*EXERCISE DESCRIPTION*: Gather every line in the records below that contains the word "автономным".

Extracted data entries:
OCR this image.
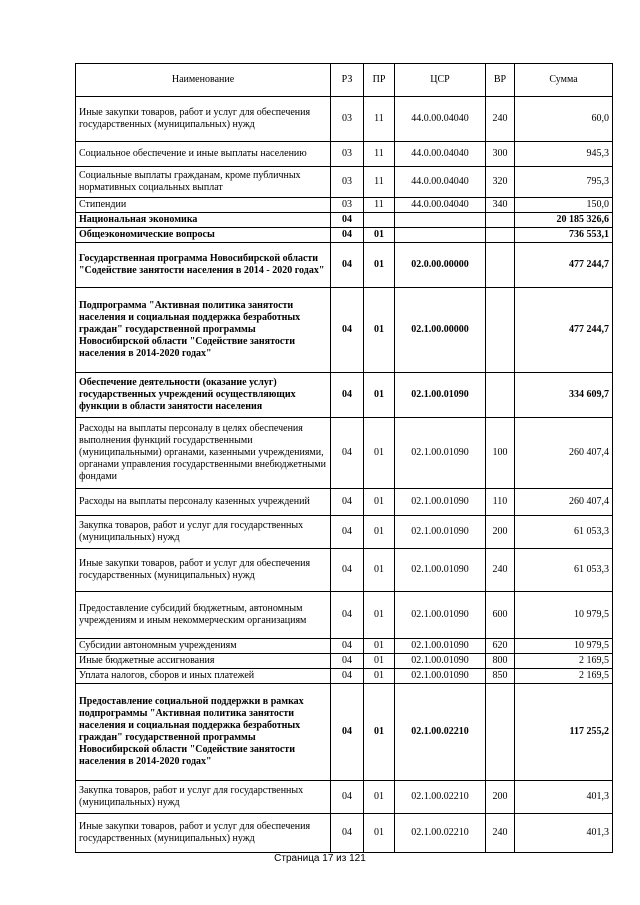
Наименование	РЗ	ПР	ЦСР	ВР	Сумма
Иные закупки товаров, работ и услуг для обеспечения государственных (муниципальных) нужд	03	11	44.0.00.04040	240	60,0
Социальное обеспечение и иные выплаты населению	03	11	44.0.00.04040	300	945,3
Социальные выплаты гражданам, кроме публичных нормативных социальных выплат	03	11	44.0.00.04040	320	795,3
Стипендии	03	11	44.0.00.04040	340	150,0
Национальная экономика	04				20 185 326,6
Общеэкономические вопросы	04	01			736 553,1
Государственная программа Новосибирской области "Содействие занятости населения в 2014 - 2020 годах"	04	01	02.0.00.00000		477 244,7
Подпрограмма "Активная политика занятости населения и социальная поддержка безработных граждан" государственной программы Новосибирской области "Содействие занятости населения в 2014-2020 годах"	04	01	02.1.00.00000		477 244,7
Обеспечение деятельности (оказание услуг) государственных учреждений осуществляющих функции в области занятости населения	04	01	02.1.00.01090		334 609,7
Расходы на выплаты персоналу в целях обеспечения выполнения функций государственными (муниципальными) органами, казенными учреждениями, органами управления государственными внебюджетными фондами	04	01	02.1.00.01090	100	260 407,4
Расходы на выплаты персоналу казенных учреждений	04	01	02.1.00.01090	110	260 407,4
Закупка товаров, работ и услуг для государственных (муниципальных) нужд	04	01	02.1.00.01090	200	61 053,3
Иные закупки товаров, работ и услуг для обеспечения государственных (муниципальных) нужд	04	01	02.1.00.01090	240	61 053,3
Предоставление субсидий бюджетным, автономным учреждениям и иным некоммерческим организациям	04	01	02.1.00.01090	600	10 979,5
Субсидии автономным учреждениям	04	01	02.1.00.01090	620	10 979,5
Иные бюджетные ассигнования	04	01	02.1.00.01090	800	2 169,5
Уплата налогов, сборов и иных платежей	04	01	02.1.00.01090	850	2 169,5
Предоставление социальной поддержки в рамках подпрограммы "Активная политика занятости населения и социальная поддержка безработных граждан" государственной программы Новосибирской области "Содействие занятости населения в 2014-2020 годах"	04	01	02.1.00.02210		117 255,2
Закупка товаров, работ и услуг для государственных (муниципальных) нужд	04	01	02.1.00.02210	200	401,3
Иные закупки товаров, работ и услуг для обеспечения государственных (муниципальных) нужд	04	01	02.1.00.02210	240	401,3
Страница 17 из 121
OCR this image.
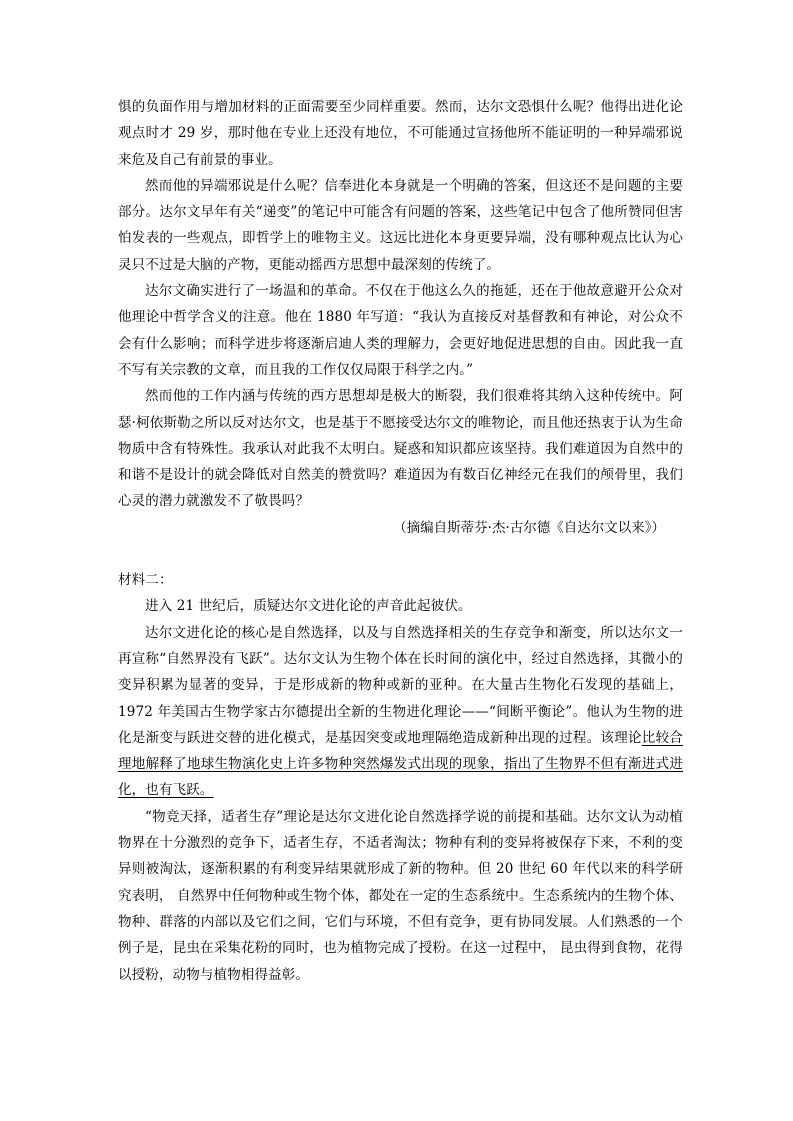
惧的负面作用与增加材料的正面需要至少同样重要。然而，达尔文恐惧什么呢？他得出进化论观点时才 29 岁，那时他在专业上还没有地位，不可能通过宣扬他所不能证明的一种异端邪说来危及自己有前景的事业。

然而他的异端邪说是什么呢？信奉进化本身就是一个明确的答案，但这还不是问题的主要部分。达尔文早年有关“递变”的笔记中可能含有问题的答案，这些笔记中包含了他所赞同但害怕发表的一些观点，即哲学上的唯物主义。这远比进化本身更要异端，没有哪种观点比认为心灵只不过是大脑的产物，更能动摇西方思想中最深刻的传统了。

达尔文确实进行了一场温和的革命。不仅在于他这么久的拖延，还在于他故意避开公众对他理论中哲学含义的注意。他在 1880 年写道：“我认为直接反对基督教和有神论，对公众不会有什么影响；而科学进步将逐渐启迪人类的理解力，会更好地促进思想的自由。因此我一直不写有关宗教的文章，而且我的工作仅仅局限于科学之内。”

然而他的工作内涵与传统的西方思想却是极大的断裂，我们很难将其纳入这种传统中。阿瑟·柯依斯勒之所以反对达尔文，也是基于不愿接受达尔文的唯物论，而且他还热衷于认为生命物质中含有特殊性。我承认对此我不太明白。疑惑和知识都应该坚持。我们难道因为自然中的和谐不是设计的就会降低对自然美的赞赏吗？难道因为有数百亿神经元在我们的颅骨里，我们心灵的潜力就激发不了敬畏吗？

（摘编自斯蒂芬·杰·古尔德《自达尔文以来》）

材料二：

进入 21 世纪后，质疑达尔文进化论的声音此起彼伏。

达尔文进化论的核心是自然选择，以及与自然选择相关的生存竞争和渐变，所以达尔文一再宣称“自然界没有飞跃”。达尔文认为生物个体在长时间的演化中，经过自然选择，其微小的变异积累为显著的变异，于是形成新的物种或新的亚种。在大量古生物化石发现的基础上，1972 年美国古生物学家古尔德提出全新的生物进化理论——“间断平衡论”。他认为生物的进化是渐变与跃进交替的进化模式，是基因突变或地理隔绝造成新种出现的过程。该理论比较合理地解释了地球生物演化史上许多物种突然爆发式出现的现象，指出了生物界不但有渐进式进化，也有飞跃。

“物竞天择，适者生存”理论是达尔文进化论自然选择学说的前提和基础。达尔文认为动植物界在十分激烈的竞争下，适者生存，不适者淘汰；物种有利的变异将被保存下来，不利的变异则被淘汰，逐渐积累的有利变异结果就形成了新的物种。但 20 世纪 60 年代以来的科学研究表明， 自然界中任何物种或生物个体，都处在一定的生态系统中。生态系统内的生物个体、物种、群落的内部以及它们之间，它们与环境，不但有竞争，更有协同发展。人们熟悉的一个例子是，昆虫在采集花粉的同时，也为植物完成了授粉。在这一过程中， 昆虫得到食物，花得以授粉，动物与植物相得益彰。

*SOLUTION TO THIS TASK*:
Предоставление субсидий бюджетным, автономным учреждениям и иным некоммерческим организациям	04	01	02.1.00.01090	600	10 979,5
Субсидии автономным учреждениям	04	01	02.1.00.01090	620	10 979,5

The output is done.